*Data rows*:
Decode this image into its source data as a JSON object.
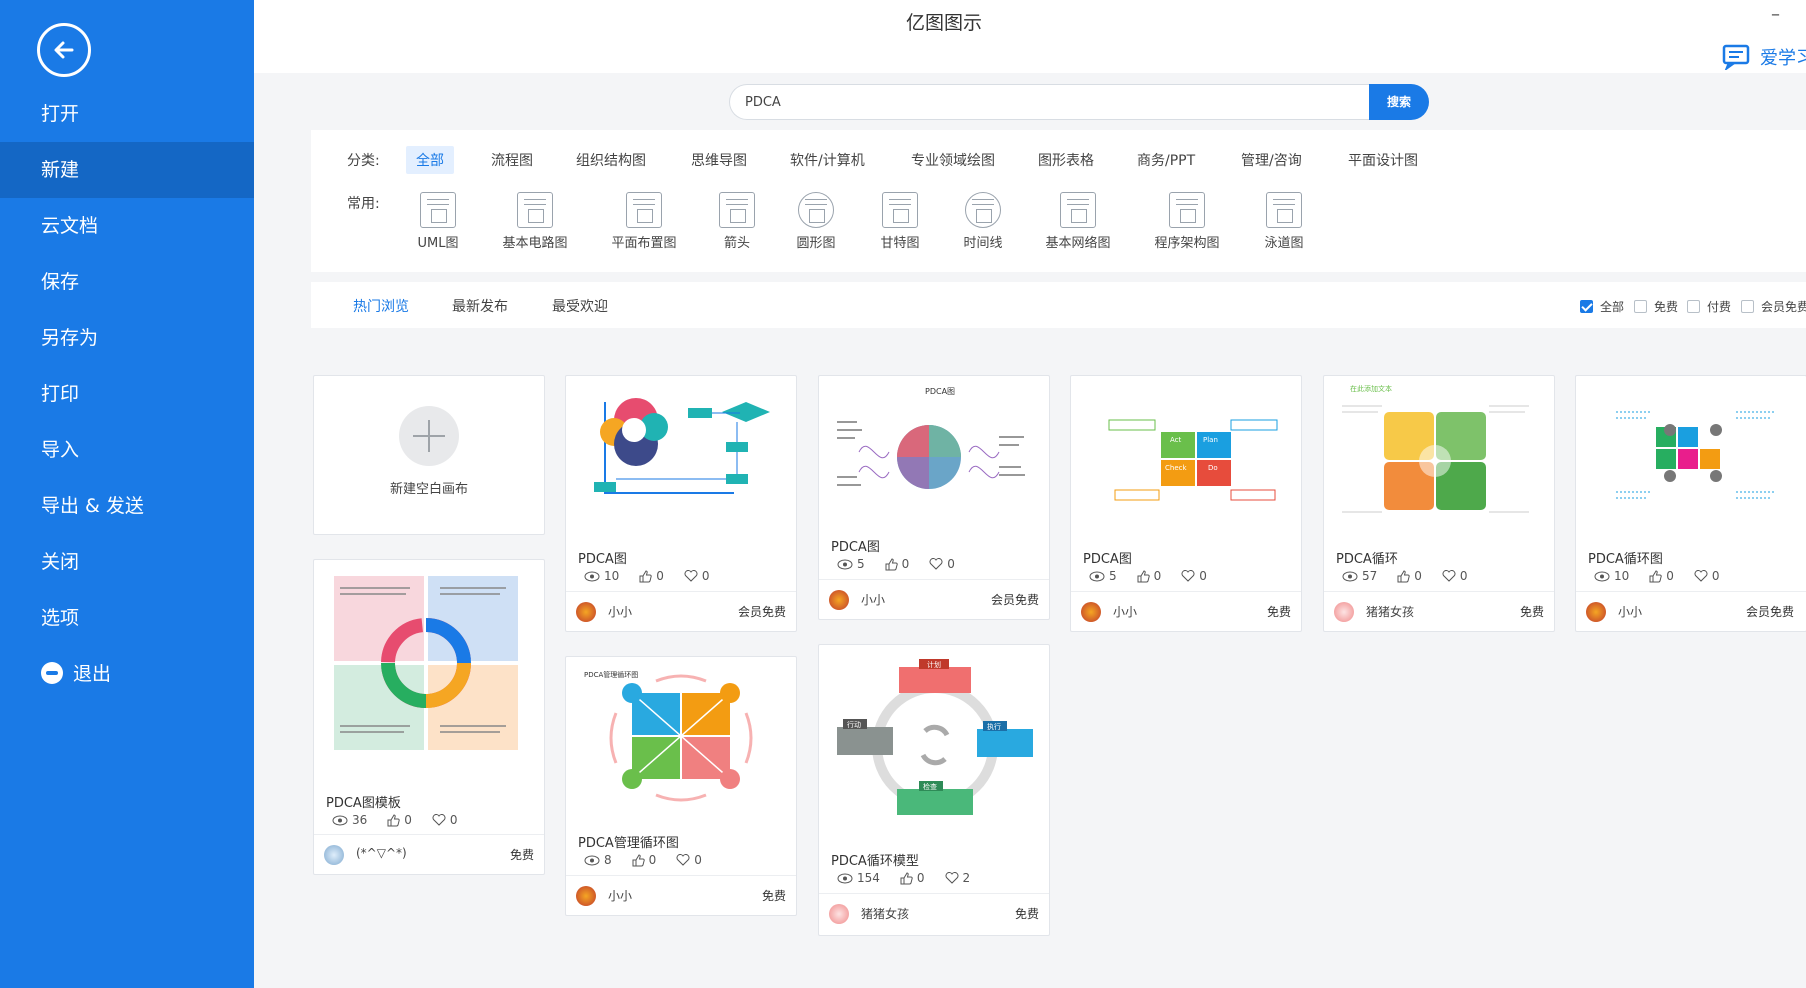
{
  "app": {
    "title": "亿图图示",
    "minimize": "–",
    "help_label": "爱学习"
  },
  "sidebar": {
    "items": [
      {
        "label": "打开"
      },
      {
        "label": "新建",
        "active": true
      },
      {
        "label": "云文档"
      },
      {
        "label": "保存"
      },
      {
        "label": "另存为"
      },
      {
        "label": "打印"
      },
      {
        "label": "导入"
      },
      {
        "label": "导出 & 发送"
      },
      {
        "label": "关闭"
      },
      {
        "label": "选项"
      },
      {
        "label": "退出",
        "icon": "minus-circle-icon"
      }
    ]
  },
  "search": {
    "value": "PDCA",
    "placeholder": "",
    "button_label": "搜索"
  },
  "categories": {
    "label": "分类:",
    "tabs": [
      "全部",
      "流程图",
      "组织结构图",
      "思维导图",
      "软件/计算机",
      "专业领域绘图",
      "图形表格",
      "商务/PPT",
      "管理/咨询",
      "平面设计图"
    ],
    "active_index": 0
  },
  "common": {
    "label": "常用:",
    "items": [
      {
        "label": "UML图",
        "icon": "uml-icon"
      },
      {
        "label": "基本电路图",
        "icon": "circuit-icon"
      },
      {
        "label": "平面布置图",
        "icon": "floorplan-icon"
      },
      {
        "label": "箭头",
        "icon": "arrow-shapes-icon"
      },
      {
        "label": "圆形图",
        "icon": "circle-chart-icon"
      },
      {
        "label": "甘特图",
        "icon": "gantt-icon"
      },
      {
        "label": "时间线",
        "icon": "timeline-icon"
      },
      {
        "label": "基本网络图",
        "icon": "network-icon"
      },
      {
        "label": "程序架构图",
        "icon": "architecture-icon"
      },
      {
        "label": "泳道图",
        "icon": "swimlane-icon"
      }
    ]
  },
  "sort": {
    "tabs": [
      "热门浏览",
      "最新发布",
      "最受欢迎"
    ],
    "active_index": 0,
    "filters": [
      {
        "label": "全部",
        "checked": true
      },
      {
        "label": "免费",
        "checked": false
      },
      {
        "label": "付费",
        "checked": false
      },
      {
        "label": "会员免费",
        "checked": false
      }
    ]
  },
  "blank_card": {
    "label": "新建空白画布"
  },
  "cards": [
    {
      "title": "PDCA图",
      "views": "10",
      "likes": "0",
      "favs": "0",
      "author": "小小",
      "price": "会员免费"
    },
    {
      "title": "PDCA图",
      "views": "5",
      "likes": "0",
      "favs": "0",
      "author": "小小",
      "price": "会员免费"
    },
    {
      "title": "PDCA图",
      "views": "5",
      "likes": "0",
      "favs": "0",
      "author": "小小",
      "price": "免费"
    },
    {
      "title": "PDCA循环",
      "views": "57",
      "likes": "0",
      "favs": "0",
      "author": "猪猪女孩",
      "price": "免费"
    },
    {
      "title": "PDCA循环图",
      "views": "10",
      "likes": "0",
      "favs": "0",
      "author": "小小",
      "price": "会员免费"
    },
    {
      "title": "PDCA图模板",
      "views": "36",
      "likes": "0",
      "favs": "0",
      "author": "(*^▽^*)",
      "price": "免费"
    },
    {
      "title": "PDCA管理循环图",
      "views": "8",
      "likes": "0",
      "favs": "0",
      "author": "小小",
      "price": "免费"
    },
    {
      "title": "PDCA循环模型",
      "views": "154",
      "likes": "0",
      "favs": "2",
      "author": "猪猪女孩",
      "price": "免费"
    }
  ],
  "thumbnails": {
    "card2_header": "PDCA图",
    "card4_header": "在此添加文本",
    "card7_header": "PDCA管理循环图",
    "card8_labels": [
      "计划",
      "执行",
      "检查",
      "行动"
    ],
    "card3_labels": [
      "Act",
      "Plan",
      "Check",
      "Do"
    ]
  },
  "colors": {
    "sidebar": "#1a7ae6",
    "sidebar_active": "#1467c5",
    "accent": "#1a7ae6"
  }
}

---

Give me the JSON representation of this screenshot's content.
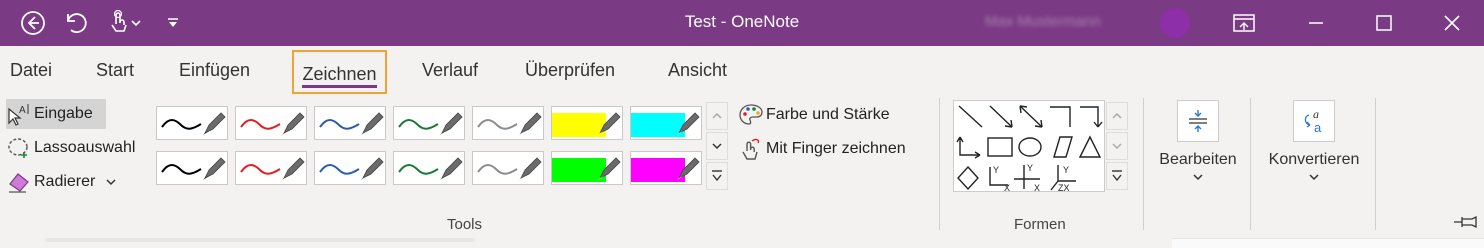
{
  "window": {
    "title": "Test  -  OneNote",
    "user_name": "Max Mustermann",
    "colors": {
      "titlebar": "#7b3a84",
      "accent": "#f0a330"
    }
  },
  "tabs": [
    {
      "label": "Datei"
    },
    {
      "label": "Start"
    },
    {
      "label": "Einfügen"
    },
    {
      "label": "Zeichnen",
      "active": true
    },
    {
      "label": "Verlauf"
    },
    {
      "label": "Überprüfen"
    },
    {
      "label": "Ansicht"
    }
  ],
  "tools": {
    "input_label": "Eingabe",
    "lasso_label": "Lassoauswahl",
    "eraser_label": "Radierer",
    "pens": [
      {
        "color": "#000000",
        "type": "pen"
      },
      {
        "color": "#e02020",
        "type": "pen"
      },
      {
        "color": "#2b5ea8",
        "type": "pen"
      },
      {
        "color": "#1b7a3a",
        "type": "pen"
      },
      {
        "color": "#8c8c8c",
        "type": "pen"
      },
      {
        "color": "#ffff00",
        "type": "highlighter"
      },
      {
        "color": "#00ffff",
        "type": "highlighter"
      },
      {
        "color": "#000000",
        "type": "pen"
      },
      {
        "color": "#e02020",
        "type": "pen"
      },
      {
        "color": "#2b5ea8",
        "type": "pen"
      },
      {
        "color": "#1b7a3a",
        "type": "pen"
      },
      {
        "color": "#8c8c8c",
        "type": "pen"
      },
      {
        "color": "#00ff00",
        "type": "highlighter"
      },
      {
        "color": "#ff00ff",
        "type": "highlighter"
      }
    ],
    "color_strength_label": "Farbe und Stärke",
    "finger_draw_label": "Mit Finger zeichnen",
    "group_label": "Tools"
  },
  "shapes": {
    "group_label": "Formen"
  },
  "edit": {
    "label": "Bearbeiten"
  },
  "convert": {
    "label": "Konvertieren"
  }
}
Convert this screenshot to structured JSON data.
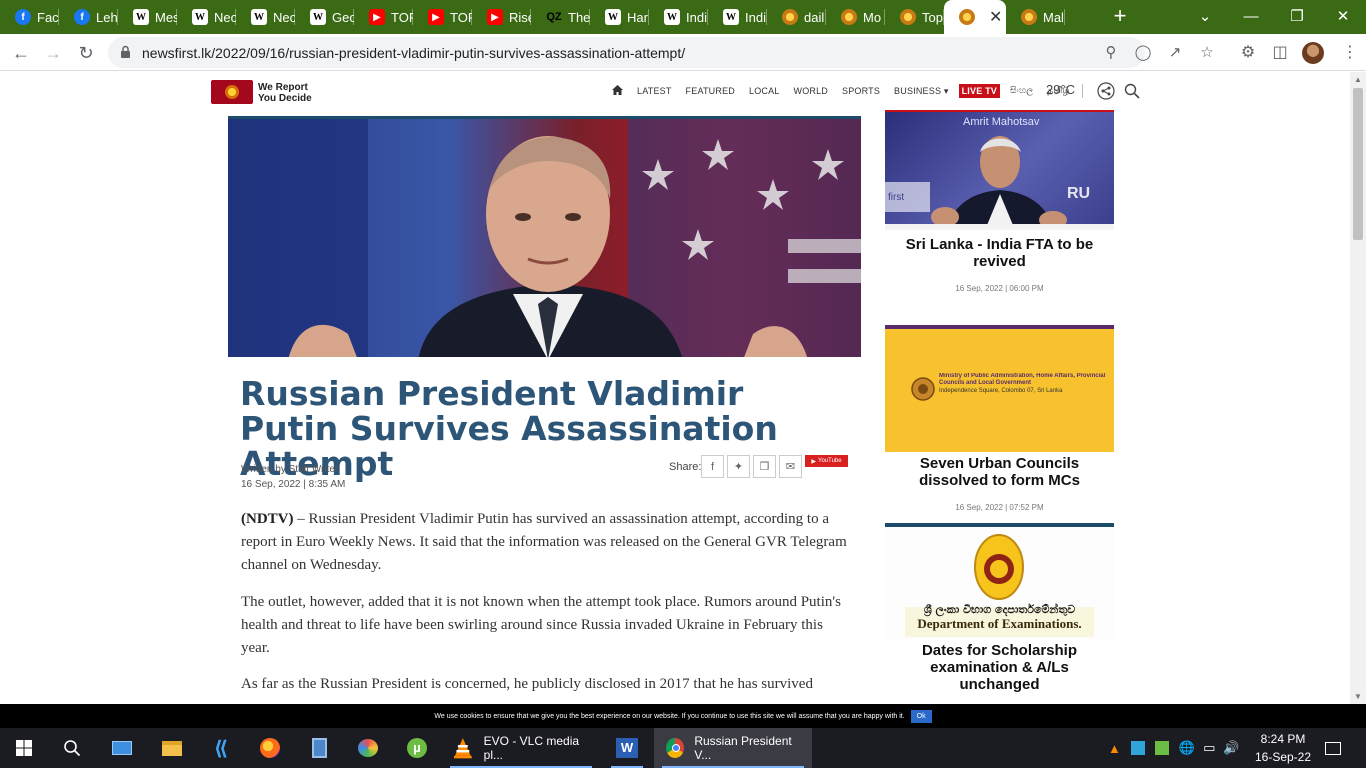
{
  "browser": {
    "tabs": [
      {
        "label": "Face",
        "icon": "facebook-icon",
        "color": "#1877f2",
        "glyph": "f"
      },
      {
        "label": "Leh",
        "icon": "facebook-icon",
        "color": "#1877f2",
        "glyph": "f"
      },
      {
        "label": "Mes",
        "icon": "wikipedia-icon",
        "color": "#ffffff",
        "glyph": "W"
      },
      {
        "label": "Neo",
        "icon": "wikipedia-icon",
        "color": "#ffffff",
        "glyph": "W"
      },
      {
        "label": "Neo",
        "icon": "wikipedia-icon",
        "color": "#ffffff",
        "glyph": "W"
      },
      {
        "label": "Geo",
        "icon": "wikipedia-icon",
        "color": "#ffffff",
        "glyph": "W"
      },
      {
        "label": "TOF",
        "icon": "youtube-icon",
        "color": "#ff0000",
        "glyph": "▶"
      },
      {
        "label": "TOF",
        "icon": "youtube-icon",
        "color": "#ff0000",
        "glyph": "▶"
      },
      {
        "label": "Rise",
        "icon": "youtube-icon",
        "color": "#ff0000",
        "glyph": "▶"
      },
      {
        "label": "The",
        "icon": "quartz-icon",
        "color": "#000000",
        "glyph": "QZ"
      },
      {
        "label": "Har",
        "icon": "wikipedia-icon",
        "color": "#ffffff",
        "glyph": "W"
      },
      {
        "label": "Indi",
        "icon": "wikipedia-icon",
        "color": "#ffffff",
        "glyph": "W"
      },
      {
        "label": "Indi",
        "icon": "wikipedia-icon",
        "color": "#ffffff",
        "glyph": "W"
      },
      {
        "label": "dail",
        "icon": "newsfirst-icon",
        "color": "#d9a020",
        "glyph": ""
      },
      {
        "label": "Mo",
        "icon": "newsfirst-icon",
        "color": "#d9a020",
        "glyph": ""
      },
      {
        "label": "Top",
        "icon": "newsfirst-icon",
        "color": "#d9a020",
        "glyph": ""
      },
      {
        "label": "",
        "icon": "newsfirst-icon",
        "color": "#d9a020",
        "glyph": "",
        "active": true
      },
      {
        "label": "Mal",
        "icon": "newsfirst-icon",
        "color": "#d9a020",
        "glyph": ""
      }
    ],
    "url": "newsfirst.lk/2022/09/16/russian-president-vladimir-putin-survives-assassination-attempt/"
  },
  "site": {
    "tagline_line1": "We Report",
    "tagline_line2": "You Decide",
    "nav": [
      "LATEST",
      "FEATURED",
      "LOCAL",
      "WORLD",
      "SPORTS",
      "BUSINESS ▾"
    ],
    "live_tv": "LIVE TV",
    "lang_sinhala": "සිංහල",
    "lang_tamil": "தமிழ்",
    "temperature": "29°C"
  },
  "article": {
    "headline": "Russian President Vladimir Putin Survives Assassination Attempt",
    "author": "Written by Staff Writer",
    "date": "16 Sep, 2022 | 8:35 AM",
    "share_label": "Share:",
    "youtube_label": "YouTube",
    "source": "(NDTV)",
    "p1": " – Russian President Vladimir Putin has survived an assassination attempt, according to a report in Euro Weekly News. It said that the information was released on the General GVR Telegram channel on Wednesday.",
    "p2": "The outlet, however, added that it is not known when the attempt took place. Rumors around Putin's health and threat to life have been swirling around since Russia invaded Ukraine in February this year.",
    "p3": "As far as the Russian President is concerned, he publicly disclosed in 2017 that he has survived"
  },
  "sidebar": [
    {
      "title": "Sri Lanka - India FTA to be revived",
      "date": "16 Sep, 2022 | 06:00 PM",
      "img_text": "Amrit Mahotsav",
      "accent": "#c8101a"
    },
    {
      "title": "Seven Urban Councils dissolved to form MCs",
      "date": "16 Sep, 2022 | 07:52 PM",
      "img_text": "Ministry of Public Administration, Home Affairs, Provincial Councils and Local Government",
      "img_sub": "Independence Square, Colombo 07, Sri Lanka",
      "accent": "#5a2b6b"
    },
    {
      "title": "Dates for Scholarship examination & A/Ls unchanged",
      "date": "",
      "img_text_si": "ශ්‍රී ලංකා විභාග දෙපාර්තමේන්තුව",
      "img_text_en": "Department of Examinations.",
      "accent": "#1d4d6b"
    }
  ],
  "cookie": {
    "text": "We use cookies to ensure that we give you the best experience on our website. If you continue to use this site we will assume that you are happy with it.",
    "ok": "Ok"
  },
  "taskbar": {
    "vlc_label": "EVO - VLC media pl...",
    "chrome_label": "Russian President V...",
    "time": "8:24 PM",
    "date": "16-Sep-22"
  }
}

---

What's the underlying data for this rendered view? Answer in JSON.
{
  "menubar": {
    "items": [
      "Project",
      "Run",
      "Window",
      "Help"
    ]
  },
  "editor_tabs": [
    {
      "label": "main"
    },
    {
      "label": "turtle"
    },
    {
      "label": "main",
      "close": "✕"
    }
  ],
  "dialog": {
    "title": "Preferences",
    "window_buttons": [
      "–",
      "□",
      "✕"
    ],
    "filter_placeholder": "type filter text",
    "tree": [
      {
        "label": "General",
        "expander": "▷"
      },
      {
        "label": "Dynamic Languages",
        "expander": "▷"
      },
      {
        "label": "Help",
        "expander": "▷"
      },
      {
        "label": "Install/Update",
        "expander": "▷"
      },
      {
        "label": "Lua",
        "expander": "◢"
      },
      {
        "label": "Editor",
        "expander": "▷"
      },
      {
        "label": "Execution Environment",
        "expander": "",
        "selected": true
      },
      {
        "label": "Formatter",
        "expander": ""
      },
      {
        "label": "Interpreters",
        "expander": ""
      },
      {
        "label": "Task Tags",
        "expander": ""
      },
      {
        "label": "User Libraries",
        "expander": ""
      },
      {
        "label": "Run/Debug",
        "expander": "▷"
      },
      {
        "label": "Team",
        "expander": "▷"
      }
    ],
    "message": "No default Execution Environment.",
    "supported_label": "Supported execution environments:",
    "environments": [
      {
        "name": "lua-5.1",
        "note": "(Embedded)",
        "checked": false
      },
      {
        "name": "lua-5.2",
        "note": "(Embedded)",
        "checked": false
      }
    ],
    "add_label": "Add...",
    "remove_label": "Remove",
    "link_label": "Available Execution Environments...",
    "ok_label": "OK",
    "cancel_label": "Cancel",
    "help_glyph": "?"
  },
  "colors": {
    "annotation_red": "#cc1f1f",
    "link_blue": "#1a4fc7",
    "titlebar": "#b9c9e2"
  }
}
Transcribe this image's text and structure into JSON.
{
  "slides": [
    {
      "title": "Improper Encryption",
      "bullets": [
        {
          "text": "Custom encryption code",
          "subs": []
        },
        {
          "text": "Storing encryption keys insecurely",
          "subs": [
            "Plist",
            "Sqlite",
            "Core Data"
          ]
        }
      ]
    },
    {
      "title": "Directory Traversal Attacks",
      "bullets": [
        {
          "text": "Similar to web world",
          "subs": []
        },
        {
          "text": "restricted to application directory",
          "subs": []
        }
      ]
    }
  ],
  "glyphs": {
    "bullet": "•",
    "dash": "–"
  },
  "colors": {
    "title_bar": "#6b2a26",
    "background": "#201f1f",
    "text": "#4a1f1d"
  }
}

*Task directions*: Check the data for the word "true" and pull out the lines that have it.

*The reply*:
        "active": true
        "checked": true
      "active": true
        "active": true
        "selected": true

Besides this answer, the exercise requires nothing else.